Written exercise: The data must be returned in full and exactly as given.

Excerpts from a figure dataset
═══

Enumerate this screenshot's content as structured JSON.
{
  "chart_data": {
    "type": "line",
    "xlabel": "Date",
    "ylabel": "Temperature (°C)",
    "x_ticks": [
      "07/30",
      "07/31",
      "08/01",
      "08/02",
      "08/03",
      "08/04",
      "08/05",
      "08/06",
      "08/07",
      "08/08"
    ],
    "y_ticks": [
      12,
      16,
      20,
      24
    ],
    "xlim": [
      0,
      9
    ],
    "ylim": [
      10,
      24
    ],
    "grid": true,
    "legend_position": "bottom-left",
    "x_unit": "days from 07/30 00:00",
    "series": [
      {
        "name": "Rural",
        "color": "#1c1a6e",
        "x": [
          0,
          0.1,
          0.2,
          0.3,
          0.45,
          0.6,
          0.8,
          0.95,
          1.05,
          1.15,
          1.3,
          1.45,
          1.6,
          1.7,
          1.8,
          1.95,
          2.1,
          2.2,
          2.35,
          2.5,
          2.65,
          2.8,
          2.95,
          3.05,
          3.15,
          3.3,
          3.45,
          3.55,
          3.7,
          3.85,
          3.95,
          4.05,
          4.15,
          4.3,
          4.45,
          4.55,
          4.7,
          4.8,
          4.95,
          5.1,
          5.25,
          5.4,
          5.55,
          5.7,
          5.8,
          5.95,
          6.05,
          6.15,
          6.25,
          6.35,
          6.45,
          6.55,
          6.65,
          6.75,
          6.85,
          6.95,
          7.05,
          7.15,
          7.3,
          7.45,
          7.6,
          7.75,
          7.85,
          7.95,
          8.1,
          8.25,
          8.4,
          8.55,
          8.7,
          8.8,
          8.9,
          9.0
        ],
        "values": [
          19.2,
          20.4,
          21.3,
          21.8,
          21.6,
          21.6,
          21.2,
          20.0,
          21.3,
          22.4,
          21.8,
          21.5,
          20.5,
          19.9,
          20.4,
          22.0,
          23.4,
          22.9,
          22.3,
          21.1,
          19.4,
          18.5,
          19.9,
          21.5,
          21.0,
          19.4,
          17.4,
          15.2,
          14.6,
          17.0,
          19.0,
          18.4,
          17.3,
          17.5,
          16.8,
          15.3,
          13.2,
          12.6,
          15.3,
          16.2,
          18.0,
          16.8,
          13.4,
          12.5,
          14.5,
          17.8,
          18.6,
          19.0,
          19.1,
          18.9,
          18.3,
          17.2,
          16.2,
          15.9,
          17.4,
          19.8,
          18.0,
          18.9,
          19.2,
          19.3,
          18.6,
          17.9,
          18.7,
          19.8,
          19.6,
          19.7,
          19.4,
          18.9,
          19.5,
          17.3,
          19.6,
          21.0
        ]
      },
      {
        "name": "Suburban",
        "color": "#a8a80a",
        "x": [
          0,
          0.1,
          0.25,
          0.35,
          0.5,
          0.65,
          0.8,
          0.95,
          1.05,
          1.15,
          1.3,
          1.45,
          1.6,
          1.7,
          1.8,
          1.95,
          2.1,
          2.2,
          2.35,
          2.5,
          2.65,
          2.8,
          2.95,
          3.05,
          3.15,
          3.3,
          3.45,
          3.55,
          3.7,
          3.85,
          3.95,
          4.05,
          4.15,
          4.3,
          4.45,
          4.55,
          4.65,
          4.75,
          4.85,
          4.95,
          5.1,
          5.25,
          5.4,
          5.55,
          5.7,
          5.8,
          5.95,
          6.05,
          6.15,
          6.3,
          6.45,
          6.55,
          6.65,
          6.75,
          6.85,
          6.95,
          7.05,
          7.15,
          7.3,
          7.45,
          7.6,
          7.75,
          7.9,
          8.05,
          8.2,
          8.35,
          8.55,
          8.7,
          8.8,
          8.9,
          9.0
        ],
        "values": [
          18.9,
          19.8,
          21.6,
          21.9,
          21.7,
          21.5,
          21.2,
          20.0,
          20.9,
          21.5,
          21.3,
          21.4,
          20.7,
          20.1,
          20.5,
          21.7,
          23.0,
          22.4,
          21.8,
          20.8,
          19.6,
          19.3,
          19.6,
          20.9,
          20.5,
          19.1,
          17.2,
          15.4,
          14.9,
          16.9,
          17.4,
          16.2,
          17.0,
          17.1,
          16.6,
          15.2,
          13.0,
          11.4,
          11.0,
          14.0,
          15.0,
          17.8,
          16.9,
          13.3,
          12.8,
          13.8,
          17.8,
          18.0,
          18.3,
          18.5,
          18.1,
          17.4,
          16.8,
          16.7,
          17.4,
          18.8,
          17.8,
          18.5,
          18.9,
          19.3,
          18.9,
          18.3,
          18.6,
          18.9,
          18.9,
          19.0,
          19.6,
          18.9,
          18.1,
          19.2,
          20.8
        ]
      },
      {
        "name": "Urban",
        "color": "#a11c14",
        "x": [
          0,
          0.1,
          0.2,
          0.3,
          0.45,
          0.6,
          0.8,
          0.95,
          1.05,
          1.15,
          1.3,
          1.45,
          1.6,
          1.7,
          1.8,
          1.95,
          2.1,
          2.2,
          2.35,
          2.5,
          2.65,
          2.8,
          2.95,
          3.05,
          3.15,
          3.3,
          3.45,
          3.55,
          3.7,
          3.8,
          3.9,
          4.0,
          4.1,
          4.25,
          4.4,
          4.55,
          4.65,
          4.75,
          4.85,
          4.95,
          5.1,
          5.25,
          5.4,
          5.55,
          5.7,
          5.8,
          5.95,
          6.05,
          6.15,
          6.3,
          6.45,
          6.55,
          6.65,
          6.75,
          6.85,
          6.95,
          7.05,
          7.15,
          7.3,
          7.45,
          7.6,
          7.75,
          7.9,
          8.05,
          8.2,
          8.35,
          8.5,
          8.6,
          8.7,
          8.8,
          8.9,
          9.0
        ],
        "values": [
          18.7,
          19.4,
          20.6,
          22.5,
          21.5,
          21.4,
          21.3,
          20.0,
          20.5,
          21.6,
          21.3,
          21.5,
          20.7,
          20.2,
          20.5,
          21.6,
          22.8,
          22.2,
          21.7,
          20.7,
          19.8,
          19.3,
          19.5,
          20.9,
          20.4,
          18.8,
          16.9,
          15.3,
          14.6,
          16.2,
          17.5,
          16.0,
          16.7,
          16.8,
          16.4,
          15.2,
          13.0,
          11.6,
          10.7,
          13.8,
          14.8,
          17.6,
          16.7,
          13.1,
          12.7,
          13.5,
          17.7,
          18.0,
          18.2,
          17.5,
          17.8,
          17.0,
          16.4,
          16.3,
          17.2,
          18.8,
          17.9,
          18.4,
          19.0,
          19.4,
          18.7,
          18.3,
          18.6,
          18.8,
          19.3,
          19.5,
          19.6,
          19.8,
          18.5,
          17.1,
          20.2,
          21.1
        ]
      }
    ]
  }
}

═══

Task response:
Enumerate this screenshot's content as structured JSON.
{
  "chart_data": {
    "type": "line",
    "xlabel": "Date",
    "ylabel": "Temperature (°C)",
    "x_ticks": [
      "07/30",
      "07/31",
      "08/01",
      "08/02",
      "08/03",
      "08/04",
      "08/05",
      "08/06",
      "08/07",
      "08/08"
    ],
    "y_ticks": [
      12,
      16,
      20,
      24
    ],
    "xlim": [
      0,
      9
    ],
    "ylim": [
      10,
      24
    ],
    "grid": true,
    "legend_position": "bottom-left",
    "x_unit": "days from 07/30 00:00",
    "series": [
      {
        "name": "Rural",
        "color": "#1c1a6e",
        "x": [
          0,
          0.1,
          0.2,
          0.3,
          0.45,
          0.6,
          0.8,
          0.95,
          1.05,
          1.15,
          1.3,
          1.45,
          1.6,
          1.7,
          1.8,
          1.95,
          2.1,
          2.2,
          2.35,
          2.5,
          2.65,
          2.8,
          2.95,
          3.05,
          3.15,
          3.3,
          3.45,
          3.55,
          3.7,
          3.85,
          3.95,
          4.05,
          4.15,
          4.3,
          4.45,
          4.55,
          4.7,
          4.8,
          4.95,
          5.1,
          5.25,
          5.4,
          5.55,
          5.7,
          5.8,
          5.95,
          6.05,
          6.15,
          6.25,
          6.35,
          6.45,
          6.55,
          6.65,
          6.75,
          6.85,
          6.95,
          7.05,
          7.15,
          7.3,
          7.45,
          7.6,
          7.75,
          7.85,
          7.95,
          8.1,
          8.25,
          8.4,
          8.55,
          8.7,
          8.8,
          8.9,
          9.0
        ],
        "values": [
          19.2,
          20.4,
          21.3,
          21.8,
          21.6,
          21.6,
          21.2,
          20.0,
          21.3,
          22.4,
          21.8,
          21.5,
          20.5,
          19.9,
          20.4,
          22.0,
          23.4,
          22.9,
          22.3,
          21.1,
          19.4,
          18.5,
          19.9,
          21.5,
          21.0,
          19.4,
          17.4,
          15.2,
          14.6,
          17.0,
          19.0,
          18.4,
          17.3,
          17.5,
          16.8,
          15.3,
          13.2,
          12.6,
          15.3,
          16.2,
          18.0,
          16.8,
          13.4,
          12.5,
          14.5,
          17.8,
          18.6,
          19.0,
          19.1,
          18.9,
          18.3,
          17.2,
          16.2,
          15.9,
          17.4,
          19.8,
          18.0,
          18.9,
          19.2,
          19.3,
          18.6,
          17.9,
          18.7,
          19.8,
          19.6,
          19.7,
          19.4,
          18.9,
          19.5,
          17.3,
          19.6,
          21.0
        ]
      },
      {
        "name": "Suburban",
        "color": "#a8a80a",
        "x": [
          0,
          0.1,
          0.25,
          0.35,
          0.5,
          0.65,
          0.8,
          0.95,
          1.05,
          1.15,
          1.3,
          1.45,
          1.6,
          1.7,
          1.8,
          1.95,
          2.1,
          2.2,
          2.35,
          2.5,
          2.65,
          2.8,
          2.95,
          3.05,
          3.15,
          3.3,
          3.45,
          3.55,
          3.7,
          3.85,
          3.95,
          4.05,
          4.15,
          4.3,
          4.45,
          4.55,
          4.65,
          4.75,
          4.85,
          4.95,
          5.1,
          5.25,
          5.4,
          5.55,
          5.7,
          5.8,
          5.95,
          6.05,
          6.15,
          6.3,
          6.45,
          6.55,
          6.65,
          6.75,
          6.85,
          6.95,
          7.05,
          7.15,
          7.3,
          7.45,
          7.6,
          7.75,
          7.9,
          8.05,
          8.2,
          8.35,
          8.55,
          8.7,
          8.8,
          8.9,
          9.0
        ],
        "values": [
          18.9,
          19.8,
          21.6,
          21.9,
          21.7,
          21.5,
          21.2,
          20.0,
          20.9,
          21.5,
          21.3,
          21.4,
          20.7,
          20.1,
          20.5,
          21.7,
          23.0,
          22.4,
          21.8,
          20.8,
          19.6,
          19.3,
          19.6,
          20.9,
          20.5,
          19.1,
          17.2,
          15.4,
          14.9,
          16.9,
          17.4,
          16.2,
          17.0,
          17.1,
          16.6,
          15.2,
          13.0,
          11.4,
          11.0,
          14.0,
          15.0,
          17.8,
          16.9,
          13.3,
          12.8,
          13.8,
          17.8,
          18.0,
          18.3,
          18.5,
          18.1,
          17.4,
          16.8,
          16.7,
          17.4,
          18.8,
          17.8,
          18.5,
          18.9,
          19.3,
          18.9,
          18.3,
          18.6,
          18.9,
          18.9,
          19.0,
          19.6,
          18.9,
          18.1,
          19.2,
          20.8
        ]
      },
      {
        "name": "Urban",
        "color": "#a11c14",
        "x": [
          0,
          0.1,
          0.2,
          0.3,
          0.45,
          0.6,
          0.8,
          0.95,
          1.05,
          1.15,
          1.3,
          1.45,
          1.6,
          1.7,
          1.8,
          1.95,
          2.1,
          2.2,
          2.35,
          2.5,
          2.65,
          2.8,
          2.95,
          3.05,
          3.15,
          3.3,
          3.45,
          3.55,
          3.7,
          3.8,
          3.9,
          4.0,
          4.1,
          4.25,
          4.4,
          4.55,
          4.65,
          4.75,
          4.85,
          4.95,
          5.1,
          5.25,
          5.4,
          5.55,
          5.7,
          5.8,
          5.95,
          6.05,
          6.15,
          6.3,
          6.45,
          6.55,
          6.65,
          6.75,
          6.85,
          6.95,
          7.05,
          7.15,
          7.3,
          7.45,
          7.6,
          7.75,
          7.9,
          8.05,
          8.2,
          8.35,
          8.5,
          8.6,
          8.7,
          8.8,
          8.9,
          9.0
        ],
        "values": [
          18.7,
          19.4,
          20.6,
          22.5,
          21.5,
          21.4,
          21.3,
          20.0,
          20.5,
          21.6,
          21.3,
          21.5,
          20.7,
          20.2,
          20.5,
          21.6,
          22.8,
          22.2,
          21.7,
          20.7,
          19.8,
          19.3,
          19.5,
          20.9,
          20.4,
          18.8,
          16.9,
          15.3,
          14.6,
          16.2,
          17.5,
          16.0,
          16.7,
          16.8,
          16.4,
          15.2,
          13.0,
          11.6,
          10.7,
          13.8,
          14.8,
          17.6,
          16.7,
          13.1,
          12.7,
          13.5,
          17.7,
          18.0,
          18.2,
          17.5,
          17.8,
          17.0,
          16.4,
          16.3,
          17.2,
          18.8,
          17.9,
          18.4,
          19.0,
          19.4,
          18.7,
          18.3,
          18.6,
          18.8,
          19.3,
          19.5,
          19.6,
          19.8,
          18.5,
          17.1,
          20.2,
          21.1
        ]
      }
    ]
  }
}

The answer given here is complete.